WHAT YOU WILL DO –
Give the count of lines that include the string "structured". Add nothing to it.

RECORDS FOR THIS TASK –
--- begin ---

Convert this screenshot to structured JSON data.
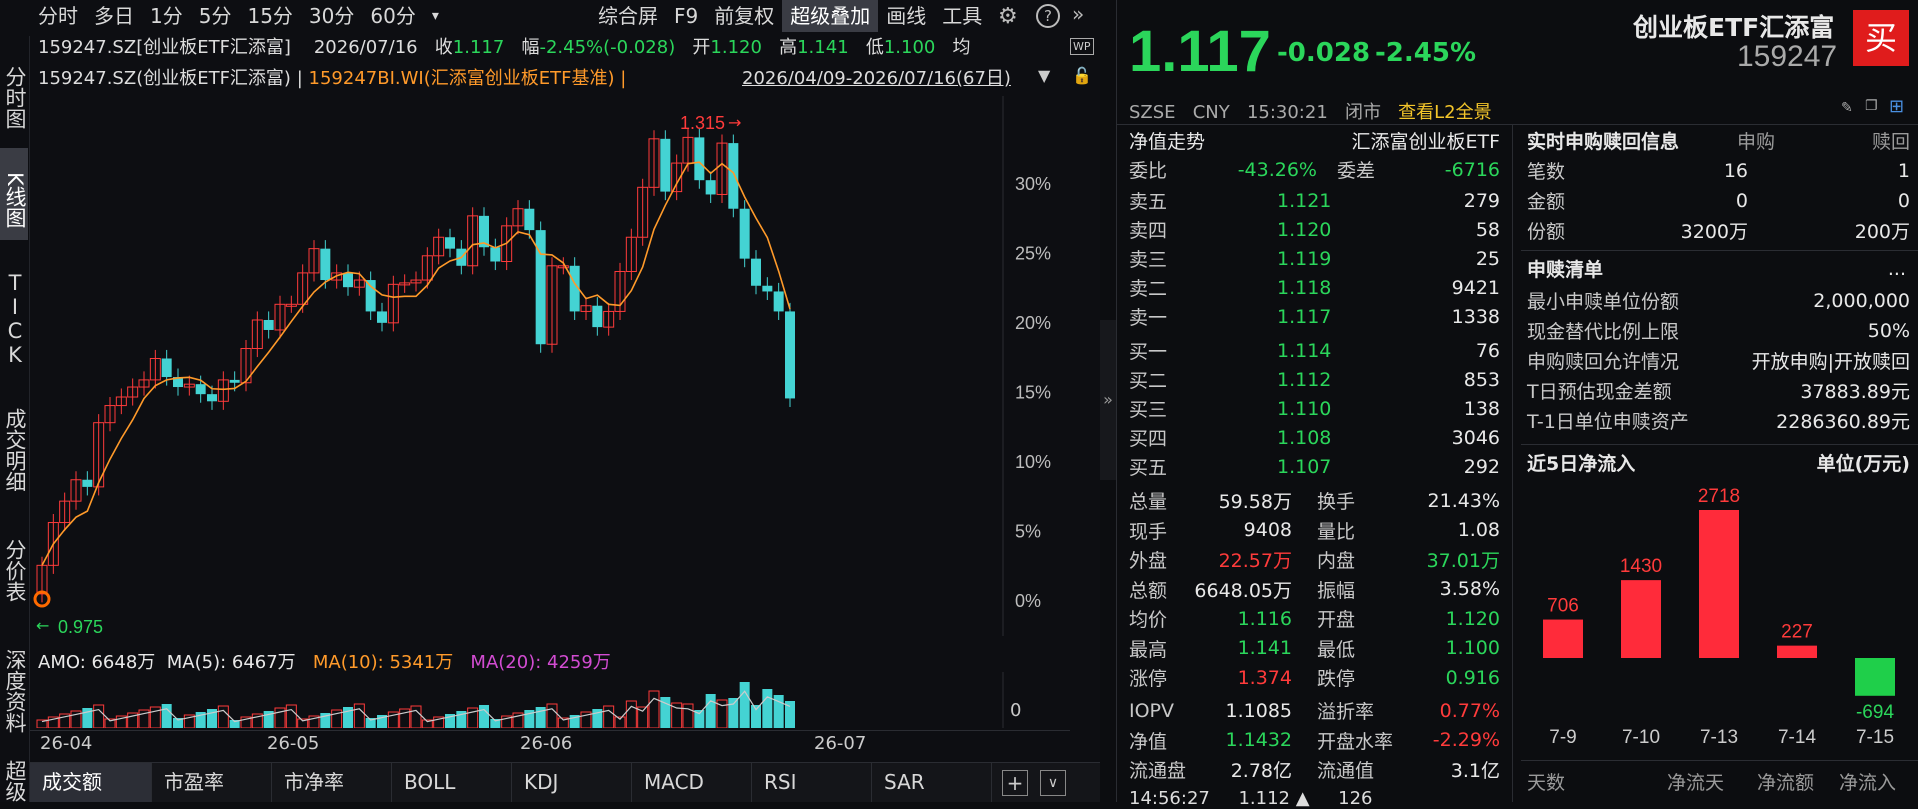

--- end ---
--- begin ---

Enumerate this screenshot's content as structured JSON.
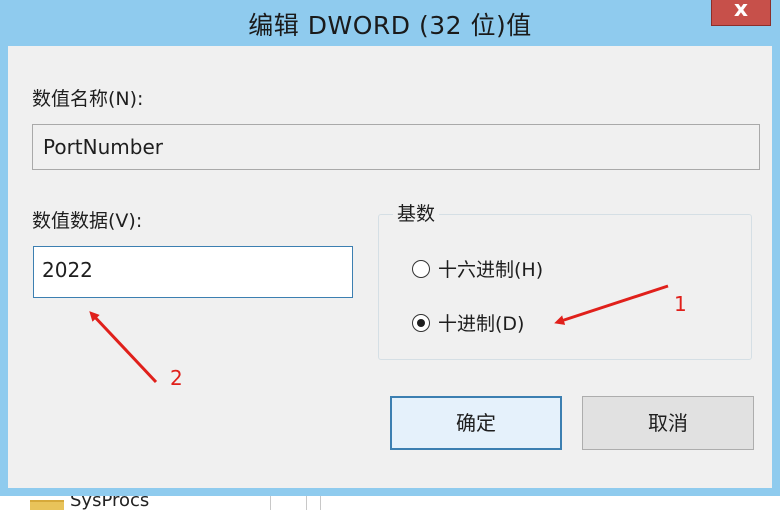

--- end ---
--- begin ---

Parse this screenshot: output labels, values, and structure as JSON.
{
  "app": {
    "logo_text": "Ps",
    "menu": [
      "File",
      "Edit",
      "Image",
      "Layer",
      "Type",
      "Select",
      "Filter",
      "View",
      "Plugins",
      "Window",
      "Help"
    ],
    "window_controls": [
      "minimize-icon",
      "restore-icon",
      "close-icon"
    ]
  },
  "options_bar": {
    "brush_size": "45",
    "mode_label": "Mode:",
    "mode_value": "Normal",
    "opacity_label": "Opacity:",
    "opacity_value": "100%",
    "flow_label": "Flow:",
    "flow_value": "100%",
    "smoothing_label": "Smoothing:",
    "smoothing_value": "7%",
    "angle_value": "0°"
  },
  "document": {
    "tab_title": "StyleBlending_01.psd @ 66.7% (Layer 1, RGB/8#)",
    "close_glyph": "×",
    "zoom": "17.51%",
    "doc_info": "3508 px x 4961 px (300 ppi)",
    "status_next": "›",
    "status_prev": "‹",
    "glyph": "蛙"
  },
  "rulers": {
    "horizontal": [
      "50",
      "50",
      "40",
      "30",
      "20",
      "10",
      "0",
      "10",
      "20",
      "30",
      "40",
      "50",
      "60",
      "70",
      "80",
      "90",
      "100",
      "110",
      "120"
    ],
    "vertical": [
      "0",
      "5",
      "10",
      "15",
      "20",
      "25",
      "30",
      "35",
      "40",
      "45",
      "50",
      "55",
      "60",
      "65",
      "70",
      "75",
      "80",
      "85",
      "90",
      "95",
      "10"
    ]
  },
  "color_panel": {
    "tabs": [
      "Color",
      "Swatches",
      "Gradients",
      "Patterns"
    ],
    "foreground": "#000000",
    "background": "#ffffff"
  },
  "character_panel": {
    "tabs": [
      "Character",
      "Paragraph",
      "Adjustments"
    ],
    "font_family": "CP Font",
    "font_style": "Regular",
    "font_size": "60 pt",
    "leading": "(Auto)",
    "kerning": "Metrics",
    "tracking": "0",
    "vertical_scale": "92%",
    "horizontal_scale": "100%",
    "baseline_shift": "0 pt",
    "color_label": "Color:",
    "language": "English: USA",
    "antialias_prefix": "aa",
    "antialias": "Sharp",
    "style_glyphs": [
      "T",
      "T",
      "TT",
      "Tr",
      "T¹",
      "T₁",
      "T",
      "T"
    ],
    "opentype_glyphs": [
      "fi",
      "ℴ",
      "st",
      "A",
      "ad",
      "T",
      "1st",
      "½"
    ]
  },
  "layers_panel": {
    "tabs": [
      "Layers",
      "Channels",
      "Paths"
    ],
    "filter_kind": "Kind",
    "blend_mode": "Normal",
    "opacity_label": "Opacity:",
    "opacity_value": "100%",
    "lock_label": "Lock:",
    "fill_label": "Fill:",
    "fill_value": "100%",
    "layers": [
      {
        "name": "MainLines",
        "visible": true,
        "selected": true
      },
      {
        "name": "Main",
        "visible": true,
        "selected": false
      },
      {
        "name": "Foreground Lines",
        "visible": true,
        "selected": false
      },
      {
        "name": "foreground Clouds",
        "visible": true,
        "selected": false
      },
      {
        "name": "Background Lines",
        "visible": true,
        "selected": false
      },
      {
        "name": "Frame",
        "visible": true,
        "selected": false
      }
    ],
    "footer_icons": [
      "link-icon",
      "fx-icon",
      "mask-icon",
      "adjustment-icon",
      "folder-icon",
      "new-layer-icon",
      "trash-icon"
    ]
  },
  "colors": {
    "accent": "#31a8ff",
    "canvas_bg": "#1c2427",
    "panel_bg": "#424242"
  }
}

--- end ---

EXPECTED ANSWER –
2